INSTRUCTIONS FOR THE TASK:
Every line with the word "уговора" in it should be extracted from the data that follows.

MATERIAL:
........

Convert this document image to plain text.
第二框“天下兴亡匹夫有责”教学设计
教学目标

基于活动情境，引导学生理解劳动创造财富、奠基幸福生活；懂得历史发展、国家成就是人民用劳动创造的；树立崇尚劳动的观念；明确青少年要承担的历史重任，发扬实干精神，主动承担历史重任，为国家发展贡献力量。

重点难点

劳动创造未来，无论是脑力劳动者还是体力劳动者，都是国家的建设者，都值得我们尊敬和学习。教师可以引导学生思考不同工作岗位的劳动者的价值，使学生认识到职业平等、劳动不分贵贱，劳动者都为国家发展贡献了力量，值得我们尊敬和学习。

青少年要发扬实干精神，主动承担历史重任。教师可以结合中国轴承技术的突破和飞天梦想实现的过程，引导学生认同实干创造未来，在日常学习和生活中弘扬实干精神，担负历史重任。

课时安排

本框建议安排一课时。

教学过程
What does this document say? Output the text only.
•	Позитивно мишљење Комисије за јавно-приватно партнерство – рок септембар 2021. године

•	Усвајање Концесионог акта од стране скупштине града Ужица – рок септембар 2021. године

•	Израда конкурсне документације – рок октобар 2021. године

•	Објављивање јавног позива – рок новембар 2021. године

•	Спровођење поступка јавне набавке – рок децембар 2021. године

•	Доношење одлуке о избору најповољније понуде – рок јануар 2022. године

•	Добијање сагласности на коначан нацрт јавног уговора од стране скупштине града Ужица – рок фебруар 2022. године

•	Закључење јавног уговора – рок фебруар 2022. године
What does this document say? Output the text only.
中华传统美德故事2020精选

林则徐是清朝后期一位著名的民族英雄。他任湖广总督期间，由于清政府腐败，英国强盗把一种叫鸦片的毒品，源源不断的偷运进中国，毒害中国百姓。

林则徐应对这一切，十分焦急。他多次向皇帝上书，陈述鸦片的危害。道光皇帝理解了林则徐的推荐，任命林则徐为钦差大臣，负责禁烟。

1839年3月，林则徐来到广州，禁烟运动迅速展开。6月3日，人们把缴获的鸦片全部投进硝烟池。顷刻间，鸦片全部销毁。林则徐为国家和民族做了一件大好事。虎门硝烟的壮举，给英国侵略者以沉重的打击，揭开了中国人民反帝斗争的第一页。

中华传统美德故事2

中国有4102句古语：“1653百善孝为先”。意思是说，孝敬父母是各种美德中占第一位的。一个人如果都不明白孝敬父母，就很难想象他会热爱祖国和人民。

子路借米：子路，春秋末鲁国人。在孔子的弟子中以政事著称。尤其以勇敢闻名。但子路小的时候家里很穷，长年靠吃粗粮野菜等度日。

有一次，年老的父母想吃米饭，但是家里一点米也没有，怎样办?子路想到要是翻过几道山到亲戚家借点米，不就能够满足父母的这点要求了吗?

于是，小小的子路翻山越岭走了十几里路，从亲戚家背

........

EXERCISE RESULT:
•	Добијање сагласности на коначан нацрт јавног уговора од стране скупштине града Ужица – рок фебруар 2022. године
•	Закључење јавног уговора – рок фебруар 2022. године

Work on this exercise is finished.